--- SET TASK ---
Nothing but the lines from the one containing "OCR this image." through the last line of the records below should be copied, exactly and without pictures.

--- ITEMS ---
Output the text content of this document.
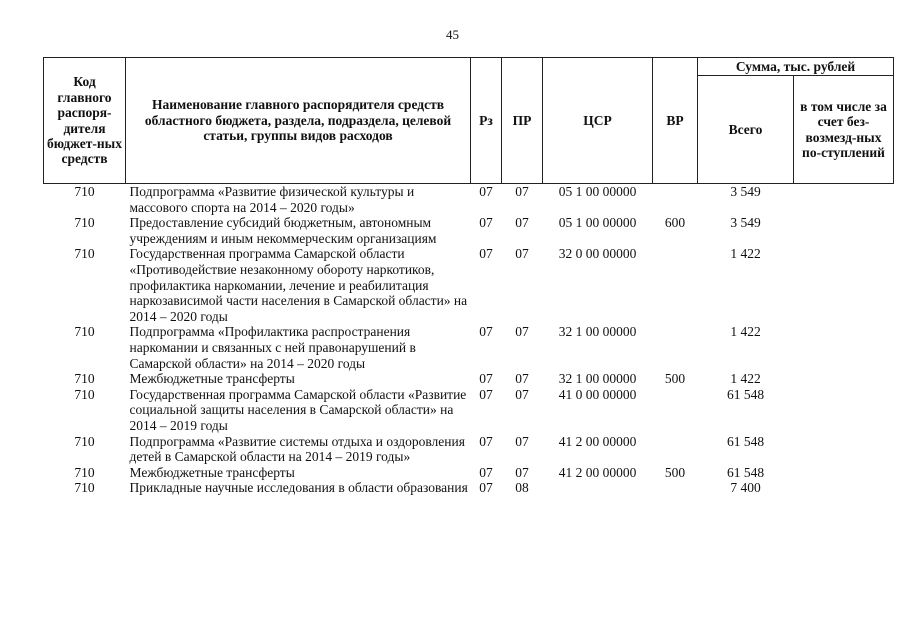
45
Код главного распоря-дителя бюджет-ных средств	Наименование главного распорядителя средств областного бюджета, раздела, подраздела, целевой статьи, группы видов расходов	Рз	ПР	ЦСР	ВР	Сумма, тыс. рублей	
						Всего	в том числе за счет без-возмезд-ных по-ступлений
710	Подпрограмма «Развитие физической культуры и массового спорта на 2014 – 2020 годы»	07	07	05 1 00 00000		3 549	
710	Предоставление субсидий бюджетным, автономным учреждениям и иным некоммерческим организациям	07	07	05 1 00 00000	600	3 549	
710	Государственная программа Самарской области «Противодействие незаконному обороту наркотиков, профилактика наркомании, лечение и реабилитация наркозависимой части населения в Самарской области» на 2014 – 2020 годы	07	07	32 0 00 00000		1 422	
710	Подпрограмма «Профилактика распространения наркомании и связанных с ней правонарушений в Самарской области» на 2014 – 2020 годы	07	07	32 1 00 00000		1 422	
710	Межбюджетные трансферты	07	07	32 1 00 00000	500	1 422	
710	Государственная программа Самарской области «Развитие социальной защиты населения в Самарской области» на 2014 – 2019 годы	07	07	41 0 00 00000		61 548	
710	Подпрограмма «Развитие системы отдыха и оздоровления детей в Самарской области на 2014 – 2019 годы»	07	07	41 2 00 00000		61 548	
710	Межбюджетные трансферты	07	07	41 2 00 00000	500	61 548	
710	Прикладные научные исследования в области образования	07	08			7 400	
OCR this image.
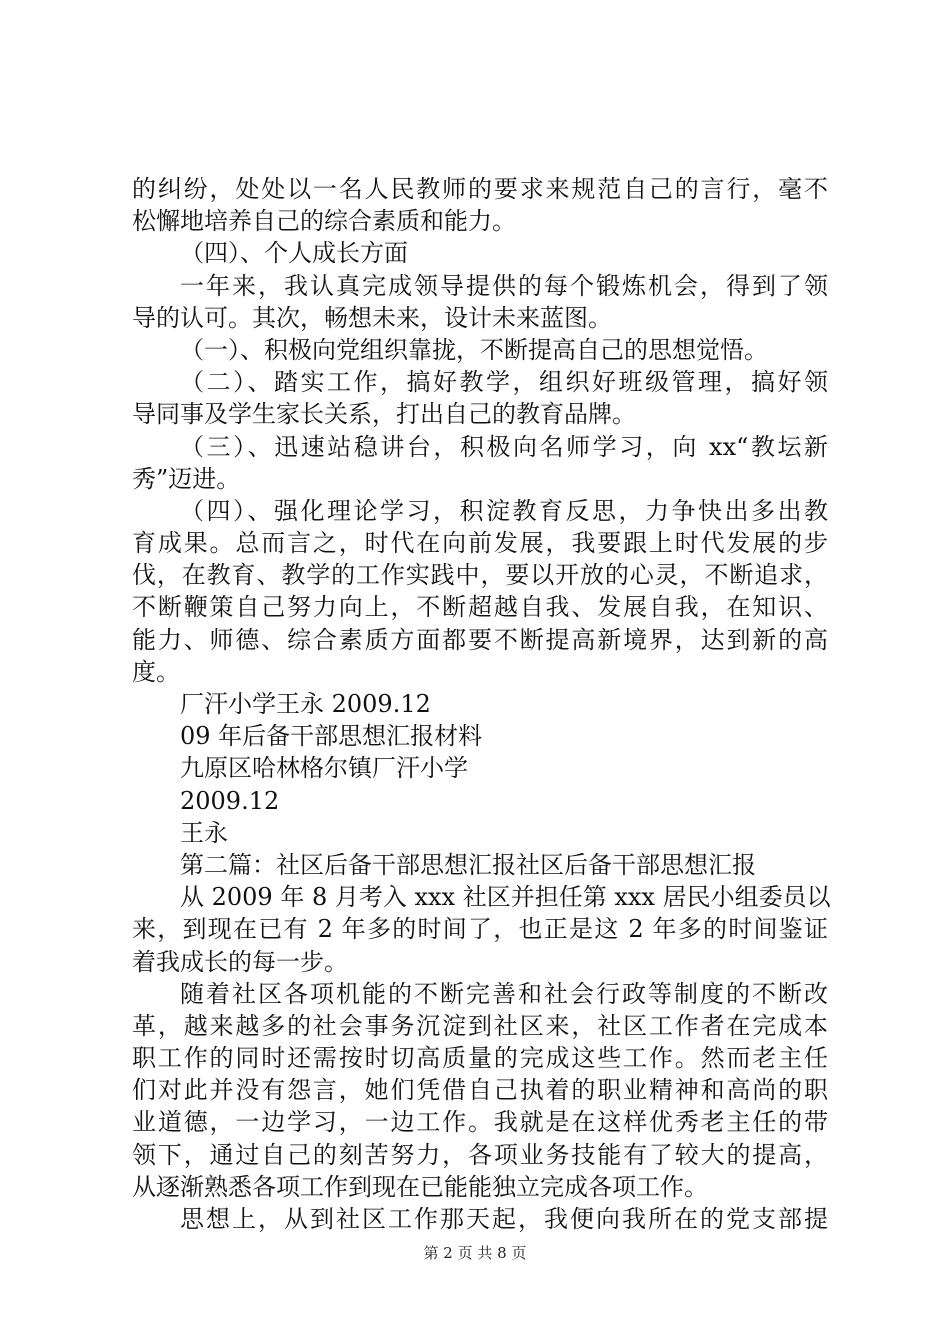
的纠纷，处处以一名人民教师的要求来规范自己的言行，毫不
松懈地培养自己的综合素质和能力。
（四）、个人成长方面
一年来，我认真完成领导提供的每个锻炼机会，得到了领
导的认可。其次，畅想未来，设计未来蓝图。
（一）、积极向党组织靠拢，不断提高自己的思想觉悟。
（二）、踏实工作，搞好教学，组织好班级管理，搞好领
导同事及学生家长关系，打出自己的教育品牌。
（三）、迅速站稳讲台，积极向名师学习，向 xx“教坛新
秀”迈进。
（四）、强化理论学习，积淀教育反思，力争快出多出教
育成果。总而言之，时代在向前发展，我要跟上时代发展的步
伐，在教育、教学的工作实践中，要以开放的心灵，不断追求，
不断鞭策自己努力向上，不断超越自我、发展自我，在知识、
能力、师德、综合素质方面都要不断提高新境界，达到新的高
度。
厂汗小学王永 2009.12
09 年后备干部思想汇报材料
九原区哈林格尔镇厂汗小学
2009.12
王永
第二篇：社区后备干部思想汇报社区后备干部思想汇报
从 2009 年 8 月考入 xxx 社区并担任第 xxx 居民小组委员以
来，到现在已有 2 年多的时间了，也正是这 2 年多的时间鉴证
着我成长的每一步。
随着社区各项机能的不断完善和社会行政等制度的不断改
革，越来越多的社会事务沉淀到社区来，社区工作者在完成本
职工作的同时还需按时切高质量的完成这些工作。然而老主任
们对此并没有怨言，她们凭借自己执着的职业精神和高尚的职
业道德，一边学习，一边工作。我就是在这样优秀老主任的带
领下，通过自己的刻苦努力，各项业务技能有了较大的提高，
从逐渐熟悉各项工作到现在已能能独立完成各项工作。
思想上，从到社区工作那天起，我便向我所在的党支部提
第 2 页 共 8 页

--- RESPONSE BELOW ---
OCR this image.
的纠纷，处处以一名人民教师的要求来规范自己的言行，毫不
松懈地培养自己的综合素质和能力。
（四）、个人成长方面
一年来，我认真完成领导提供的每个锻炼机会，得到了领
导的认可。其次，畅想未来，设计未来蓝图。
（一）、积极向党组织靠拢，不断提高自己的思想觉悟。
（二）、踏实工作，搞好教学，组织好班级管理，搞好领
导同事及学生家长关系，打出自己的教育品牌。
（三）、迅速站稳讲台，积极向名师学习，向 xx“教坛新
秀”迈进。
（四）、强化理论学习，积淀教育反思，力争快出多出教
育成果。总而言之，时代在向前发展，我要跟上时代发展的步
伐，在教育、教学的工作实践中，要以开放的心灵，不断追求，
不断鞭策自己努力向上，不断超越自我、发展自我，在知识、
能力、师德、综合素质方面都要不断提高新境界，达到新的高
度。
厂汗小学王永 2009.12
09 年后备干部思想汇报材料
九原区哈林格尔镇厂汗小学
2009.12
王永
第二篇：社区后备干部思想汇报社区后备干部思想汇报
从 2009 年 8 月考入 xxx 社区并担任第 xxx 居民小组委员以
来，到现在已有 2 年多的时间了，也正是这 2 年多的时间鉴证
着我成长的每一步。
随着社区各项机能的不断完善和社会行政等制度的不断改
革，越来越多的社会事务沉淀到社区来，社区工作者在完成本
职工作的同时还需按时切高质量的完成这些工作。然而老主任
们对此并没有怨言，她们凭借自己执着的职业精神和高尚的职
业道德，一边学习，一边工作。我就是在这样优秀老主任的带
领下，通过自己的刻苦努力，各项业务技能有了较大的提高，
从逐渐熟悉各项工作到现在已能能独立完成各项工作。
思想上，从到社区工作那天起，我便向我所在的党支部提
第 2 页 共 8 页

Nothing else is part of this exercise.